(Box coordinate lists)

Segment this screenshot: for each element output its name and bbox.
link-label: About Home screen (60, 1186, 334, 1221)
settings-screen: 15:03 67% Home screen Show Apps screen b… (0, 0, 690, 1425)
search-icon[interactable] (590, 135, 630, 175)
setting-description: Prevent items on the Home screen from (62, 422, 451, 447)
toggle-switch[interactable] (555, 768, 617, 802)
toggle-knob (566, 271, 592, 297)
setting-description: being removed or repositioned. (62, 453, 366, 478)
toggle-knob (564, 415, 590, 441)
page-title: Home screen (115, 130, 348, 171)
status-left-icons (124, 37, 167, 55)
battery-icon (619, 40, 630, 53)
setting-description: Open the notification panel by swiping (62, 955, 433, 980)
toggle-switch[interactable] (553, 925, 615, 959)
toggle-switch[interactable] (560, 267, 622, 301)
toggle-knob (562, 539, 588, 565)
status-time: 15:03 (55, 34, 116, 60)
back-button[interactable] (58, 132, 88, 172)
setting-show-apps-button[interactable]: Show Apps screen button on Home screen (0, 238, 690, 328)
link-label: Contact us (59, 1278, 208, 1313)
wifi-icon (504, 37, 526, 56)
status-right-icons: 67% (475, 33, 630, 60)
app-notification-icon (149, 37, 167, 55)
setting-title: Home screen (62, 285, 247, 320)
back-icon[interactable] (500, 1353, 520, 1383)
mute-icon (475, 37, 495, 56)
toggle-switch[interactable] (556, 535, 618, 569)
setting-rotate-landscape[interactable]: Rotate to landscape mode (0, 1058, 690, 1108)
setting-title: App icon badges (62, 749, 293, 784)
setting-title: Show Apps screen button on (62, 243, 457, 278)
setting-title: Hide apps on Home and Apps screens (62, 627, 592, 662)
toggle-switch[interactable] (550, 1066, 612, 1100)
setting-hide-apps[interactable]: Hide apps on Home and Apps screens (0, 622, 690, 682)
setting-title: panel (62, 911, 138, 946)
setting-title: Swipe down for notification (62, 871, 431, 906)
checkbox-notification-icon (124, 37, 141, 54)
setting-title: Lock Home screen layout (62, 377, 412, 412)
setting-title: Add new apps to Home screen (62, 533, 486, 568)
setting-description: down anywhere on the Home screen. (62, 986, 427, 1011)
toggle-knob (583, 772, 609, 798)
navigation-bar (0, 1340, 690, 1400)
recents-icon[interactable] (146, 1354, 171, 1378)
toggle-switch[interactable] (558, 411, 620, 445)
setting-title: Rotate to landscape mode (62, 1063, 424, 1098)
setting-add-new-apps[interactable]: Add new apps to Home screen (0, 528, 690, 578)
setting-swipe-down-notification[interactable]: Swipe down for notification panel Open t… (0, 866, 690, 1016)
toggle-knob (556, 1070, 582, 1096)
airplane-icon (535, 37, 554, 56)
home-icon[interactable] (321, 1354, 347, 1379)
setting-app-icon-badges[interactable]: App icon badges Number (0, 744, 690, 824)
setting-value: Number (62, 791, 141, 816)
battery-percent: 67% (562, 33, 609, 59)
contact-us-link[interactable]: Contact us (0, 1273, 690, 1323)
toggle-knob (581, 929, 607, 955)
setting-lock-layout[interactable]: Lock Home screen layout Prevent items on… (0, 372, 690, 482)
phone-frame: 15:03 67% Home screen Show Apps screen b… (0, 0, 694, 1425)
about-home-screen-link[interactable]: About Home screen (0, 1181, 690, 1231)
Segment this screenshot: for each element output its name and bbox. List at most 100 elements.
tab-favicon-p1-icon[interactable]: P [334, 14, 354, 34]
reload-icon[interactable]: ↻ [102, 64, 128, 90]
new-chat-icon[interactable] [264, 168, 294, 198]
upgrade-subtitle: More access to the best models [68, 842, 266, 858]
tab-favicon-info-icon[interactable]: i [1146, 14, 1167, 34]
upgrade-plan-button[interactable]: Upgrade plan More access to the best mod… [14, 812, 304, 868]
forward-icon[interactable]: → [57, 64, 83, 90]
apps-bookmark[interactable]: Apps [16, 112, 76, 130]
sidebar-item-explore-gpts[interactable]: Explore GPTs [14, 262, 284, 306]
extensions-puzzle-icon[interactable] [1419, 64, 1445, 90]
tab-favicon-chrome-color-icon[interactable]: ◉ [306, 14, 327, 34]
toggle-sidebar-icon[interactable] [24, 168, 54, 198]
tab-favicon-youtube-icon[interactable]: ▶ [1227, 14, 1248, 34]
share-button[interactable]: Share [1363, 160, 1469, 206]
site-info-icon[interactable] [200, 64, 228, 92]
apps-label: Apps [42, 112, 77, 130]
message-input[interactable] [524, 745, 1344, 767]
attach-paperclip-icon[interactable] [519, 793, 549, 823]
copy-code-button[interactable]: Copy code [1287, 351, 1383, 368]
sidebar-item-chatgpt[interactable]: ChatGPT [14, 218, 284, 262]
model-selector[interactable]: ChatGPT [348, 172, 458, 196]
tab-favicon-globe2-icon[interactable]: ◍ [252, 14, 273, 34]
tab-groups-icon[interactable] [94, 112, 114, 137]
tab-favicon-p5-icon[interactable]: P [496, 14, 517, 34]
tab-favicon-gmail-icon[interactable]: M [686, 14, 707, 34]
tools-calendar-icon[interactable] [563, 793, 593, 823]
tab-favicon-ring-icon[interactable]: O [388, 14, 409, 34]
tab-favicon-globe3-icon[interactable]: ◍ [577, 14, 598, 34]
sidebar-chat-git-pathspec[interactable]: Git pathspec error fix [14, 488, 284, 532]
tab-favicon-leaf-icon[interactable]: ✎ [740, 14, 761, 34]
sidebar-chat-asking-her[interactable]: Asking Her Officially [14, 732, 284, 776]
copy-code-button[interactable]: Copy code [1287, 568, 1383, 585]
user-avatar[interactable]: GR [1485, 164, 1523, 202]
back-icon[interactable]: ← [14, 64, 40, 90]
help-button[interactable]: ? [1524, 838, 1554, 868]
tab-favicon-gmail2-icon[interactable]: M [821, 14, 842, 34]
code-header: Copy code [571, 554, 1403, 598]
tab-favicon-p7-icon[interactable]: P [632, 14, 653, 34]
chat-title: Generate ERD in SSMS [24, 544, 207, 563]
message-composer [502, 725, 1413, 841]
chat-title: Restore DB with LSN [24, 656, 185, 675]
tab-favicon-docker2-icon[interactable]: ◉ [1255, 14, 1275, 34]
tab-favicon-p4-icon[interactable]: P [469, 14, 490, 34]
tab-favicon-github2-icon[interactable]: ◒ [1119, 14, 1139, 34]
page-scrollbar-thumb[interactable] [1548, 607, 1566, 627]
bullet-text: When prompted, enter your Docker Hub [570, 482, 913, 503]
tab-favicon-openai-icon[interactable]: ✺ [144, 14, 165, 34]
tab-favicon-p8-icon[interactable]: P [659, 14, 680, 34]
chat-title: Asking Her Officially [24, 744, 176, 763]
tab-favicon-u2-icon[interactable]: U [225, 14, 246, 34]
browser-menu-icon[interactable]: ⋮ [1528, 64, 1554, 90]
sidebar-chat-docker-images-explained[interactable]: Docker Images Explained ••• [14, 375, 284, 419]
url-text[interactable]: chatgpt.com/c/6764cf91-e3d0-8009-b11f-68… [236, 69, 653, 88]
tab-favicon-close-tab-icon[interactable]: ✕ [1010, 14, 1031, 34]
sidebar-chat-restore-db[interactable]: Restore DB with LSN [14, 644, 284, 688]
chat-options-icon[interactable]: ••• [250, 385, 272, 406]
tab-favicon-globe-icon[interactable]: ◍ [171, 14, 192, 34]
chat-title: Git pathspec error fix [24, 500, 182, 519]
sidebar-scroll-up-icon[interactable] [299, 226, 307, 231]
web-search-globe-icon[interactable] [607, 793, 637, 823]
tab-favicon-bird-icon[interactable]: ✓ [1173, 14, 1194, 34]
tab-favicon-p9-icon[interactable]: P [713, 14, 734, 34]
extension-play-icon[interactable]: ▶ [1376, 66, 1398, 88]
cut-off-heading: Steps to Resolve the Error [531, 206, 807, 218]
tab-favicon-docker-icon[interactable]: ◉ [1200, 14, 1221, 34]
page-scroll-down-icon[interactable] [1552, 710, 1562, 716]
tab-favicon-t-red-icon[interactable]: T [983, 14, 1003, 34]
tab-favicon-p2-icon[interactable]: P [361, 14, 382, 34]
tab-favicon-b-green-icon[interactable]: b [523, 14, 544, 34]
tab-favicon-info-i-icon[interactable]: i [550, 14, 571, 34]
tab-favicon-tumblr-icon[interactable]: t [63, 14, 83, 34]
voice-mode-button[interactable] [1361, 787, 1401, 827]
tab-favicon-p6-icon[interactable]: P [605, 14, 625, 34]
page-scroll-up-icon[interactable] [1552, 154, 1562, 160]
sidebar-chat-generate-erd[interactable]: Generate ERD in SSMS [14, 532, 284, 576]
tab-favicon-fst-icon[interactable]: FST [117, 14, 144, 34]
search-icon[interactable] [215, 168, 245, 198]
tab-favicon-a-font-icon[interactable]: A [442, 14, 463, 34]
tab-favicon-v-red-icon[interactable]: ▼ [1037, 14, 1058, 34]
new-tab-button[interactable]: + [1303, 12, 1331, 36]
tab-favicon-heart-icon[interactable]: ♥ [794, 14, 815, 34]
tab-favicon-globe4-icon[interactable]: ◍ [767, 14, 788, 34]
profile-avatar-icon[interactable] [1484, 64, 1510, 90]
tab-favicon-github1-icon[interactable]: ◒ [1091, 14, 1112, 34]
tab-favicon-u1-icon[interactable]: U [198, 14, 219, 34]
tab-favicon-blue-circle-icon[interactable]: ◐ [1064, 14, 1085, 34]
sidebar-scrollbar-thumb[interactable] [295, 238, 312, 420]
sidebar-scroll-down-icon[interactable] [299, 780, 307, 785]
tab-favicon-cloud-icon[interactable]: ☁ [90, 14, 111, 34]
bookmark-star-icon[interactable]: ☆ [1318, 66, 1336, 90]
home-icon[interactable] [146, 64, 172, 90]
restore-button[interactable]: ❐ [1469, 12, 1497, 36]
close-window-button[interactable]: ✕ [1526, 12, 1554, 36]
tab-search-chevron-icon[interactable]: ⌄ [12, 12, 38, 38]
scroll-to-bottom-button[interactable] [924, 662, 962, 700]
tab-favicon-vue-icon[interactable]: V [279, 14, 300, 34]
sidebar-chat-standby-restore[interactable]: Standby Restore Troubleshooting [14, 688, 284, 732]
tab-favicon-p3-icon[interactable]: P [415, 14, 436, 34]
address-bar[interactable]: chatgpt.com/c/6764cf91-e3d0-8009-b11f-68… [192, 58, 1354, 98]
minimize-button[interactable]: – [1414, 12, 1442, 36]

- _EXERCISE DETAILS_
Put every line from the start of the entries through the line containing "setting-title: Swipe down" into a Markdown table with the columns "Row" and "Line", leaving out blank lines.

- _FINISHED EXERCISE_
| Row | Line |
|---|---|
| 1 | Segment this screenshot: for each element output its name and bbox. |
| 2 | link-label: About Home screen (60, 1186, 334, 1221) |
| 3 | settings-screen: 15:03 67% Home screen Show Apps screen b… (0, 0, 690, 1425) |
| 4 | search-icon[interactable] (590, 135, 630, 175) |
| 5 | setting-description: Prevent items on the Home screen from (62, 422, 451, 447) |
| 6 | toggle-switch[interactable] (555, 768, 617, 802) |
| 7 | toggle-knob (566, 271, 592, 297) |
| 8 | setting-description: being removed or repositioned. (62, 453, 366, 478) |
| 9 | toggle-knob (564, 415, 590, 441) |
| 10 | page-title: Home screen (115, 130, 348, 171) |
| 11 | status-left-icons (124, 37, 167, 55) |
| 12 | battery-icon (619, 40, 630, 53) |
| 13 | setting-description: Open the notification panel by swiping (62, 955, 433, 980) |
| 14 | toggle-switch[interactable] (553, 925, 615, 959) |
| 15 | toggle-switch[interactable] (560, 267, 622, 301) |
| 16 | toggle-knob (562, 539, 588, 565) |
| 17 | status-time: 15:03 (55, 34, 116, 60) |
| 18 | back-button[interactable] (58, 132, 88, 172) |
| 19 | setting-show-apps-button[interactable]: Show Apps screen button on Home screen (0, 238, 690, 328) |
| 20 | link-label: Contact us (59, 1278, 208, 1313) |
| 21 | wifi-icon (504, 37, 526, 56) |
| 22 | status-right-icons: 67% (475, 33, 630, 60) |
| 23 | app-notification-icon (149, 37, 167, 55) |
| 24 | setting-title: Home screen (62, 285, 247, 320) |
| 25 | back-icon[interactable] (500, 1353, 520, 1383) |
| 26 | mute-icon (475, 37, 495, 56) |
| 27 | toggle-switch[interactable] (556, 535, 618, 569) |
| 28 | setting-rotate-landscape[interactable]: Rotate to landscape mode (0, 1058, 690, 1108) |
| 29 | setting-title: App icon badges (62, 749, 293, 784) |
| 30 | setting-title: Show Apps screen button on (62, 243, 457, 278) |
| 31 | setting-title: Hide apps on Home and Apps screens (62, 627, 592, 662) |
| 32 | toggle-switch[interactable] (550, 1066, 612, 1100) |
| 33 | setting-hide-apps[interactable]: Hide apps on Home and Apps screens (0, 622, 690, 682) |
| 34 | setting-title: panel (62, 911, 138, 946) |
| 35 | setting-title: Swipe down for notification (62, 871, 431, 906) |